▶
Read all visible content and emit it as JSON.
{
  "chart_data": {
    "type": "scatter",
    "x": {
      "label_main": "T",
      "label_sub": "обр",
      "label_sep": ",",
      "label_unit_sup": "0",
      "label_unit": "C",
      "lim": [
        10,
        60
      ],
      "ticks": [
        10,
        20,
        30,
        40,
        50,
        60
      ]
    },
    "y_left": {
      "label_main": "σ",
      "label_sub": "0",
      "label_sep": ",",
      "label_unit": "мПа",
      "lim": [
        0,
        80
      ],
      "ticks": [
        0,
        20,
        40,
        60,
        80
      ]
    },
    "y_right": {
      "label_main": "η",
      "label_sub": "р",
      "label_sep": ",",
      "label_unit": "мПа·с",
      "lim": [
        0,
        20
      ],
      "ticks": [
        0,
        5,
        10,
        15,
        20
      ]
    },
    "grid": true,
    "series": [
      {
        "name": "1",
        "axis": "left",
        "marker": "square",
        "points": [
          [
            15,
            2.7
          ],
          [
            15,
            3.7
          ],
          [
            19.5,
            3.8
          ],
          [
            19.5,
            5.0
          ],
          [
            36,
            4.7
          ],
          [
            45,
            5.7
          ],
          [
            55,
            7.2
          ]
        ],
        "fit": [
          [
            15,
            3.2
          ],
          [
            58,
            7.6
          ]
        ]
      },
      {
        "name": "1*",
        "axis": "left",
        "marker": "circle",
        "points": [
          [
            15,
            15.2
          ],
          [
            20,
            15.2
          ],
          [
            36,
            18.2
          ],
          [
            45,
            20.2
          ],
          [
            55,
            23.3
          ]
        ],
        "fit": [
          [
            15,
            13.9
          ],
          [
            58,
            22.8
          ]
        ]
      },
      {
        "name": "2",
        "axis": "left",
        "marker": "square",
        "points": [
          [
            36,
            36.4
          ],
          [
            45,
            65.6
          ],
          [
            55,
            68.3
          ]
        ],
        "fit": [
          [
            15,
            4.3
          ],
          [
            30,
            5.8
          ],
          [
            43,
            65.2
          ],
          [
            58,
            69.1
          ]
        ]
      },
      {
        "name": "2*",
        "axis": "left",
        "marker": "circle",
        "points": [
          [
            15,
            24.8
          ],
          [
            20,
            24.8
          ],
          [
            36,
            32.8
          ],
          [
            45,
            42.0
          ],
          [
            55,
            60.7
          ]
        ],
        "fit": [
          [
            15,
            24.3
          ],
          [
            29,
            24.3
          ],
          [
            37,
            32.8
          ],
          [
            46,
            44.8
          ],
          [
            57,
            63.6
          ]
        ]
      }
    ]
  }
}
◀
● Stated goal
Above are some records. Print them all exactly.

● Correct output
Read all visible content and emit it as JSON.
{
  "chart_data": {
    "type": "scatter",
    "x": {
      "label_main": "T",
      "label_sub": "обр",
      "label_sep": ",",
      "label_unit_sup": "0",
      "label_unit": "C",
      "lim": [
        10,
        60
      ],
      "ticks": [
        10,
        20,
        30,
        40,
        50,
        60
      ]
    },
    "y_left": {
      "label_main": "σ",
      "label_sub": "0",
      "label_sep": ",",
      "label_unit": "мПа",
      "lim": [
        0,
        80
      ],
      "ticks": [
        0,
        20,
        40,
        60,
        80
      ]
    },
    "y_right": {
      "label_main": "η",
      "label_sub": "р",
      "label_sep": ",",
      "label_unit": "мПа·с",
      "lim": [
        0,
        20
      ],
      "ticks": [
        0,
        5,
        10,
        15,
        20
      ]
    },
    "grid": true,
    "series": [
      {
        "name": "1",
        "axis": "left",
        "marker": "square",
        "points": [
          [
            15,
            2.7
          ],
          [
            15,
            3.7
          ],
          [
            19.5,
            3.8
          ],
          [
            19.5,
            5.0
          ],
          [
            36,
            4.7
          ],
          [
            45,
            5.7
          ],
          [
            55,
            7.2
          ]
        ],
        "fit": [
          [
            15,
            3.2
          ],
          [
            58,
            7.6
          ]
        ]
      },
      {
        "name": "1*",
        "axis": "left",
        "marker": "circle",
        "points": [
          [
            15,
            15.2
          ],
          [
            20,
            15.2
          ],
          [
            36,
            18.2
          ],
          [
            45,
            20.2
          ],
          [
            55,
            23.3
          ]
        ],
        "fit": [
          [
            15,
            13.9
          ],
          [
            58,
            22.8
          ]
        ]
      },
      {
        "name": "2",
        "axis": "left",
        "marker": "square",
        "points": [
          [
            36,
            36.4
          ],
          [
            45,
            65.6
          ],
          [
            55,
            68.3
          ]
        ],
        "fit": [
          [
            15,
            4.3
          ],
          [
            30,
            5.8
          ],
          [
            43,
            65.2
          ],
          [
            58,
            69.1
          ]
        ]
      },
      {
        "name": "2*",
        "axis": "left",
        "marker": "circle",
        "points": [
          [
            15,
            24.8
          ],
          [
            20,
            24.8
          ],
          [
            36,
            32.8
          ],
          [
            45,
            42.0
          ],
          [
            55,
            60.7
          ]
        ],
        "fit": [
          [
            15,
            24.3
          ],
          [
            29,
            24.3
          ],
          [
            37,
            32.8
          ],
          [
            46,
            44.8
          ],
          [
            57,
            63.6
          ]
        ]
      }
    ]
  }
}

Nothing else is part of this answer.